TASK INSTRUCTIONS: Output the entries verbatim, including every line.

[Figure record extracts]
·····

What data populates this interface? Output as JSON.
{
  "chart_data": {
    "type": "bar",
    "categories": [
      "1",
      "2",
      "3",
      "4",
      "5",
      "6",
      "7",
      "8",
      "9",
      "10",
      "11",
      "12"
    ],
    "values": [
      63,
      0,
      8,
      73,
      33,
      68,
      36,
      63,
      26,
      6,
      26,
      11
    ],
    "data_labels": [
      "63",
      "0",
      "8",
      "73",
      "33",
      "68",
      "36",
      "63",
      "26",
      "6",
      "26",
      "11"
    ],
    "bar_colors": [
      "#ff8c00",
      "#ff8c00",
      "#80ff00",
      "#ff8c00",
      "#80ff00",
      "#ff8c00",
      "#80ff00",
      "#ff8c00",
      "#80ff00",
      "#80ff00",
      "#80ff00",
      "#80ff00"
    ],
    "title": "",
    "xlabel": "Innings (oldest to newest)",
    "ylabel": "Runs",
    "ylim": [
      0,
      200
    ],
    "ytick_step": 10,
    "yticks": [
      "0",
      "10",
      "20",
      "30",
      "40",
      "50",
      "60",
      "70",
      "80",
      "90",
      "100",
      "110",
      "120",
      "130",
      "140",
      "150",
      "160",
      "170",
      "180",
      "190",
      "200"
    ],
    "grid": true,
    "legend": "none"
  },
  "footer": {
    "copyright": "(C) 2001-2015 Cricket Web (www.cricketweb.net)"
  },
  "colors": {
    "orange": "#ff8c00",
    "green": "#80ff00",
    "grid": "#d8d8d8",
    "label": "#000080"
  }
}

·····

RESPONSE:
What data populates this interface? Output as JSON.
{
  "chart_data": {
    "type": "bar",
    "categories": [
      "1",
      "2",
      "3",
      "4",
      "5",
      "6",
      "7",
      "8",
      "9",
      "10",
      "11",
      "12"
    ],
    "values": [
      63,
      0,
      8,
      73,
      33,
      68,
      36,
      63,
      26,
      6,
      26,
      11
    ],
    "data_labels": [
      "63",
      "0",
      "8",
      "73",
      "33",
      "68",
      "36",
      "63",
      "26",
      "6",
      "26",
      "11"
    ],
    "bar_colors": [
      "#ff8c00",
      "#ff8c00",
      "#80ff00",
      "#ff8c00",
      "#80ff00",
      "#ff8c00",
      "#80ff00",
      "#ff8c00",
      "#80ff00",
      "#80ff00",
      "#80ff00",
      "#80ff00"
    ],
    "title": "",
    "xlabel": "Innings (oldest to newest)",
    "ylabel": "Runs",
    "ylim": [
      0,
      200
    ],
    "ytick_step": 10,
    "yticks": [
      "0",
      "10",
      "20",
      "30",
      "40",
      "50",
      "60",
      "70",
      "80",
      "90",
      "100",
      "110",
      "120",
      "130",
      "140",
      "150",
      "160",
      "170",
      "180",
      "190",
      "200"
    ],
    "grid": true,
    "legend": "none"
  },
  "footer": {
    "copyright": "(C) 2001-2015 Cricket Web (www.cricketweb.net)"
  },
  "colors": {
    "orange": "#ff8c00",
    "green": "#80ff00",
    "grid": "#d8d8d8",
    "label": "#000080"
  }
}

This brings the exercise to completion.